__Required task__. Give the data a second time, exactly and in full.

[Dataset listings of figures]
▼▼▼

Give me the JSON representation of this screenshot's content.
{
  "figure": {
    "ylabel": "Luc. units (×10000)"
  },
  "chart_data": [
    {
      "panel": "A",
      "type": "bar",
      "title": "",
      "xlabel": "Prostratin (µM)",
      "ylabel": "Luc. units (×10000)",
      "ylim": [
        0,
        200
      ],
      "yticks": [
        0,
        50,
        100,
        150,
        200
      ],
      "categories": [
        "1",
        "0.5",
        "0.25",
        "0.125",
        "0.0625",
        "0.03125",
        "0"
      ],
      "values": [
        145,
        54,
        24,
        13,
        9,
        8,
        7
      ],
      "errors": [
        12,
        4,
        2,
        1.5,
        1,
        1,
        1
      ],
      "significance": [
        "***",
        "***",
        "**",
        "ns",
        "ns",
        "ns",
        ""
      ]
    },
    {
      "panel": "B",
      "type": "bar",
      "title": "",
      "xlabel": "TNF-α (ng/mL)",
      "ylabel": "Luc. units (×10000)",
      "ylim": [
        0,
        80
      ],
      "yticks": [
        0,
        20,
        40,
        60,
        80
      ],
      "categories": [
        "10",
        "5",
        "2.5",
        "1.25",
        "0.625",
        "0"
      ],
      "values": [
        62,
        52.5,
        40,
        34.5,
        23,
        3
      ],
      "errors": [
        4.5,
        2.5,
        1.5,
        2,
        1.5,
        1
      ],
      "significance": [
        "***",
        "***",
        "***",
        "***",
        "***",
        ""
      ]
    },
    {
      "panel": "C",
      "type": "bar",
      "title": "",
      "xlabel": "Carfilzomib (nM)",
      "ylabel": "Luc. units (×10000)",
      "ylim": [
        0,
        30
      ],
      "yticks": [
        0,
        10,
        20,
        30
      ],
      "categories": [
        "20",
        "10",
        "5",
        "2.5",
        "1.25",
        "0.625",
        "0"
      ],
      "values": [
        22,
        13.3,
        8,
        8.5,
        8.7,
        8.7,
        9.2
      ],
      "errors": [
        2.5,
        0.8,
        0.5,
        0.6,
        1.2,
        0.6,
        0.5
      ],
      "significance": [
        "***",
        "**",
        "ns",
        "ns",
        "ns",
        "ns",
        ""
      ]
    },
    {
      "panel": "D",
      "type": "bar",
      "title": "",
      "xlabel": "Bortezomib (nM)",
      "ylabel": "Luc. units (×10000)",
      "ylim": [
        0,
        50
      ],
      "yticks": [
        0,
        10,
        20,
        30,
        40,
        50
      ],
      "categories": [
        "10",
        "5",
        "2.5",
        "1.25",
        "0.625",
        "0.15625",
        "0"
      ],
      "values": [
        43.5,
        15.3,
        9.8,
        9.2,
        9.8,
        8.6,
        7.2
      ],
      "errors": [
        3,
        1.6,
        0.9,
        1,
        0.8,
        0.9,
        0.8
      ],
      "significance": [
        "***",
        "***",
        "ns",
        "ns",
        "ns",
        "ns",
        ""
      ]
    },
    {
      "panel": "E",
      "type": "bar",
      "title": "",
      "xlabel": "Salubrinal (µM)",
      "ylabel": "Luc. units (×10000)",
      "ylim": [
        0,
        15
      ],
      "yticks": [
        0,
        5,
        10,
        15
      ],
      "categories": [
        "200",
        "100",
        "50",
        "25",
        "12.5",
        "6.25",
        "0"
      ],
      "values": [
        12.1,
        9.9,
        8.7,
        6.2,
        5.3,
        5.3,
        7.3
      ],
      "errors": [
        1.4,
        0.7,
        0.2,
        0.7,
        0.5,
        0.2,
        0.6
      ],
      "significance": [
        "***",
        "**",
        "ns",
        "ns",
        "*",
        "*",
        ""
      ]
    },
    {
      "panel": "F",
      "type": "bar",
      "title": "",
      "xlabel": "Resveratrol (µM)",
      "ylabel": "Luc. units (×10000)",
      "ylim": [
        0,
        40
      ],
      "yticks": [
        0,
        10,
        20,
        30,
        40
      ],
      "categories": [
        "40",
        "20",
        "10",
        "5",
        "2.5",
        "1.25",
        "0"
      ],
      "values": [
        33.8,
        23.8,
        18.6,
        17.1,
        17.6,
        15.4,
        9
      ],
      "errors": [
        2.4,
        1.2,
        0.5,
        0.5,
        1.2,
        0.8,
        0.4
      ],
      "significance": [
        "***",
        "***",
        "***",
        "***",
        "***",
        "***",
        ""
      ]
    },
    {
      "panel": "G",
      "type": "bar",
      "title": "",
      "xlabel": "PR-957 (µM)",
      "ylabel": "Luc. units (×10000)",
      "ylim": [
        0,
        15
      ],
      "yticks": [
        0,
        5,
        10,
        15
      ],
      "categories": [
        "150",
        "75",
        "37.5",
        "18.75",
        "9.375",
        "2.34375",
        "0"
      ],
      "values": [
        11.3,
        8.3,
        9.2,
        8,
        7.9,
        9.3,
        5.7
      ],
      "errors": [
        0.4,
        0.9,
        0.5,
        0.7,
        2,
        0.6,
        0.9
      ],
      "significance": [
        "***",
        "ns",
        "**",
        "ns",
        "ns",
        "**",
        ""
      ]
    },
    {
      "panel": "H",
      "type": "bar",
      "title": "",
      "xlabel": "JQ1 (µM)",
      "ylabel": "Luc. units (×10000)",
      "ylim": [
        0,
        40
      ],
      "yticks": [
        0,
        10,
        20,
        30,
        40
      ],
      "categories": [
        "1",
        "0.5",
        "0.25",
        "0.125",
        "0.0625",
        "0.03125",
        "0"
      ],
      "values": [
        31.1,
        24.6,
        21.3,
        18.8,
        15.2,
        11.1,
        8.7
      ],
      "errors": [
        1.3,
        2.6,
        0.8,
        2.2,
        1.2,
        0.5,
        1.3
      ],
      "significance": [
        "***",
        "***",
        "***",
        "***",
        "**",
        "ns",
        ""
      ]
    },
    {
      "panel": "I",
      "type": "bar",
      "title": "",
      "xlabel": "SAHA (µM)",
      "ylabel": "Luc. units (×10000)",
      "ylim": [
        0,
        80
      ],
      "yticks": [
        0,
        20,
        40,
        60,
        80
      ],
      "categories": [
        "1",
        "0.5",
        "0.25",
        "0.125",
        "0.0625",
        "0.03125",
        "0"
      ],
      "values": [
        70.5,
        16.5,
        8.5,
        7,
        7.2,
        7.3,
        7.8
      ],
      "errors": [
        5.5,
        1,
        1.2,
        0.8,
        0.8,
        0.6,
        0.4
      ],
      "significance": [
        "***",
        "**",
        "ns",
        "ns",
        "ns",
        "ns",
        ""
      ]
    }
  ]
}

▲▲▲

__Exercise answer__.
Give me the JSON representation of this screenshot's content.
{
  "figure": {
    "ylabel": "Luc. units (×10000)"
  },
  "chart_data": [
    {
      "panel": "A",
      "type": "bar",
      "title": "",
      "xlabel": "Prostratin (µM)",
      "ylabel": "Luc. units (×10000)",
      "ylim": [
        0,
        200
      ],
      "yticks": [
        0,
        50,
        100,
        150,
        200
      ],
      "categories": [
        "1",
        "0.5",
        "0.25",
        "0.125",
        "0.0625",
        "0.03125",
        "0"
      ],
      "values": [
        145,
        54,
        24,
        13,
        9,
        8,
        7
      ],
      "errors": [
        12,
        4,
        2,
        1.5,
        1,
        1,
        1
      ],
      "significance": [
        "***",
        "***",
        "**",
        "ns",
        "ns",
        "ns",
        ""
      ]
    },
    {
      "panel": "B",
      "type": "bar",
      "title": "",
      "xlabel": "TNF-α (ng/mL)",
      "ylabel": "Luc. units (×10000)",
      "ylim": [
        0,
        80
      ],
      "yticks": [
        0,
        20,
        40,
        60,
        80
      ],
      "categories": [
        "10",
        "5",
        "2.5",
        "1.25",
        "0.625",
        "0"
      ],
      "values": [
        62,
        52.5,
        40,
        34.5,
        23,
        3
      ],
      "errors": [
        4.5,
        2.5,
        1.5,
        2,
        1.5,
        1
      ],
      "significance": [
        "***",
        "***",
        "***",
        "***",
        "***",
        ""
      ]
    },
    {
      "panel": "C",
      "type": "bar",
      "title": "",
      "xlabel": "Carfilzomib (nM)",
      "ylabel": "Luc. units (×10000)",
      "ylim": [
        0,
        30
      ],
      "yticks": [
        0,
        10,
        20,
        30
      ],
      "categories": [
        "20",
        "10",
        "5",
        "2.5",
        "1.25",
        "0.625",
        "0"
      ],
      "values": [
        22,
        13.3,
        8,
        8.5,
        8.7,
        8.7,
        9.2
      ],
      "errors": [
        2.5,
        0.8,
        0.5,
        0.6,
        1.2,
        0.6,
        0.5
      ],
      "significance": [
        "***",
        "**",
        "ns",
        "ns",
        "ns",
        "ns",
        ""
      ]
    },
    {
      "panel": "D",
      "type": "bar",
      "title": "",
      "xlabel": "Bortezomib (nM)",
      "ylabel": "Luc. units (×10000)",
      "ylim": [
        0,
        50
      ],
      "yticks": [
        0,
        10,
        20,
        30,
        40,
        50
      ],
      "categories": [
        "10",
        "5",
        "2.5",
        "1.25",
        "0.625",
        "0.15625",
        "0"
      ],
      "values": [
        43.5,
        15.3,
        9.8,
        9.2,
        9.8,
        8.6,
        7.2
      ],
      "errors": [
        3,
        1.6,
        0.9,
        1,
        0.8,
        0.9,
        0.8
      ],
      "significance": [
        "***",
        "***",
        "ns",
        "ns",
        "ns",
        "ns",
        ""
      ]
    },
    {
      "panel": "E",
      "type": "bar",
      "title": "",
      "xlabel": "Salubrinal (µM)",
      "ylabel": "Luc. units (×10000)",
      "ylim": [
        0,
        15
      ],
      "yticks": [
        0,
        5,
        10,
        15
      ],
      "categories": [
        "200",
        "100",
        "50",
        "25",
        "12.5",
        "6.25",
        "0"
      ],
      "values": [
        12.1,
        9.9,
        8.7,
        6.2,
        5.3,
        5.3,
        7.3
      ],
      "errors": [
        1.4,
        0.7,
        0.2,
        0.7,
        0.5,
        0.2,
        0.6
      ],
      "significance": [
        "***",
        "**",
        "ns",
        "ns",
        "*",
        "*",
        ""
      ]
    },
    {
      "panel": "F",
      "type": "bar",
      "title": "",
      "xlabel": "Resveratrol (µM)",
      "ylabel": "Luc. units (×10000)",
      "ylim": [
        0,
        40
      ],
      "yticks": [
        0,
        10,
        20,
        30,
        40
      ],
      "categories": [
        "40",
        "20",
        "10",
        "5",
        "2.5",
        "1.25",
        "0"
      ],
      "values": [
        33.8,
        23.8,
        18.6,
        17.1,
        17.6,
        15.4,
        9
      ],
      "errors": [
        2.4,
        1.2,
        0.5,
        0.5,
        1.2,
        0.8,
        0.4
      ],
      "significance": [
        "***",
        "***",
        "***",
        "***",
        "***",
        "***",
        ""
      ]
    },
    {
      "panel": "G",
      "type": "bar",
      "title": "",
      "xlabel": "PR-957 (µM)",
      "ylabel": "Luc. units (×10000)",
      "ylim": [
        0,
        15
      ],
      "yticks": [
        0,
        5,
        10,
        15
      ],
      "categories": [
        "150",
        "75",
        "37.5",
        "18.75",
        "9.375",
        "2.34375",
        "0"
      ],
      "values": [
        11.3,
        8.3,
        9.2,
        8,
        7.9,
        9.3,
        5.7
      ],
      "errors": [
        0.4,
        0.9,
        0.5,
        0.7,
        2,
        0.6,
        0.9
      ],
      "significance": [
        "***",
        "ns",
        "**",
        "ns",
        "ns",
        "**",
        ""
      ]
    },
    {
      "panel": "H",
      "type": "bar",
      "title": "",
      "xlabel": "JQ1 (µM)",
      "ylabel": "Luc. units (×10000)",
      "ylim": [
        0,
        40
      ],
      "yticks": [
        0,
        10,
        20,
        30,
        40
      ],
      "categories": [
        "1",
        "0.5",
        "0.25",
        "0.125",
        "0.0625",
        "0.03125",
        "0"
      ],
      "values": [
        31.1,
        24.6,
        21.3,
        18.8,
        15.2,
        11.1,
        8.7
      ],
      "errors": [
        1.3,
        2.6,
        0.8,
        2.2,
        1.2,
        0.5,
        1.3
      ],
      "significance": [
        "***",
        "***",
        "***",
        "***",
        "**",
        "ns",
        ""
      ]
    },
    {
      "panel": "I",
      "type": "bar",
      "title": "",
      "xlabel": "SAHA (µM)",
      "ylabel": "Luc. units (×10000)",
      "ylim": [
        0,
        80
      ],
      "yticks": [
        0,
        20,
        40,
        60,
        80
      ],
      "categories": [
        "1",
        "0.5",
        "0.25",
        "0.125",
        "0.0625",
        "0.03125",
        "0"
      ],
      "values": [
        70.5,
        16.5,
        8.5,
        7,
        7.2,
        7.3,
        7.8
      ],
      "errors": [
        5.5,
        1,
        1.2,
        0.8,
        0.8,
        0.6,
        0.4
      ],
      "significance": [
        "***",
        "**",
        "ns",
        "ns",
        "ns",
        "ns",
        ""
      ]
    }
  ]
}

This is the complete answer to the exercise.